++++ AVAILABLE RECORDS

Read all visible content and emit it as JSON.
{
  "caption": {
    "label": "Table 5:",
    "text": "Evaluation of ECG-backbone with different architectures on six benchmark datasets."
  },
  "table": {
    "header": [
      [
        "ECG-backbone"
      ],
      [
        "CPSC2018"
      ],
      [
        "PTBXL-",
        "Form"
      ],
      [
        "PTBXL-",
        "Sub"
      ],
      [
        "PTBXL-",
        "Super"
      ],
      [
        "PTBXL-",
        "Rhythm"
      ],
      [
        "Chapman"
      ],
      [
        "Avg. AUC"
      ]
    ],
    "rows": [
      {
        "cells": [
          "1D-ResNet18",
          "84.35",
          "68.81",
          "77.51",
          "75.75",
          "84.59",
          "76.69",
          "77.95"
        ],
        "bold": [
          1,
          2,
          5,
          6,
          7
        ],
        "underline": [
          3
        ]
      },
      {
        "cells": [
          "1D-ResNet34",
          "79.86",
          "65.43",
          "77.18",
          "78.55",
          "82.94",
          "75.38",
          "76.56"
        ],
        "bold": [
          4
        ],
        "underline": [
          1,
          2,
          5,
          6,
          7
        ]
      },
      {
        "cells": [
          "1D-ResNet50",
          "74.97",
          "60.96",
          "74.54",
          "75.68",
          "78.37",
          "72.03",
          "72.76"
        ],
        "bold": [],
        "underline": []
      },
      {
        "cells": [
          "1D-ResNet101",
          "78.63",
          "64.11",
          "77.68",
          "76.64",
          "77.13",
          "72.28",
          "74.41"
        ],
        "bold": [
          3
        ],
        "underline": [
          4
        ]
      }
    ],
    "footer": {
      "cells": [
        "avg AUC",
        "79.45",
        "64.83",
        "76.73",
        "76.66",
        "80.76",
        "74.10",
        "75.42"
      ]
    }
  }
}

++++++++

● WHAT THE TASK ASKS
Please output every record, keeping each line exact.

● OUTPUT
Read all visible content and emit it as JSON.
{
  "caption": {
    "label": "Table 5:",
    "text": "Evaluation of ECG-backbone with different architectures on six benchmark datasets."
  },
  "table": {
    "header": [
      [
        "ECG-backbone"
      ],
      [
        "CPSC2018"
      ],
      [
        "PTBXL-",
        "Form"
      ],
      [
        "PTBXL-",
        "Sub"
      ],
      [
        "PTBXL-",
        "Super"
      ],
      [
        "PTBXL-",
        "Rhythm"
      ],
      [
        "Chapman"
      ],
      [
        "Avg. AUC"
      ]
    ],
    "rows": [
      {
        "cells": [
          "1D-ResNet18",
          "84.35",
          "68.81",
          "77.51",
          "75.75",
          "84.59",
          "76.69",
          "77.95"
        ],
        "bold": [
          1,
          2,
          5,
          6,
          7
        ],
        "underline": [
          3
        ]
      },
      {
        "cells": [
          "1D-ResNet34",
          "79.86",
          "65.43",
          "77.18",
          "78.55",
          "82.94",
          "75.38",
          "76.56"
        ],
        "bold": [
          4
        ],
        "underline": [
          1,
          2,
          5,
          6,
          7
        ]
      },
      {
        "cells": [
          "1D-ResNet50",
          "74.97",
          "60.96",
          "74.54",
          "75.68",
          "78.37",
          "72.03",
          "72.76"
        ],
        "bold": [],
        "underline": []
      },
      {
        "cells": [
          "1D-ResNet101",
          "78.63",
          "64.11",
          "77.68",
          "76.64",
          "77.13",
          "72.28",
          "74.41"
        ],
        "bold": [
          3
        ],
        "underline": [
          4
        ]
      }
    ],
    "footer": {
      "cells": [
        "avg AUC",
        "79.45",
        "64.83",
        "76.73",
        "76.66",
        "80.76",
        "74.10",
        "75.42"
      ]
    }
  }
}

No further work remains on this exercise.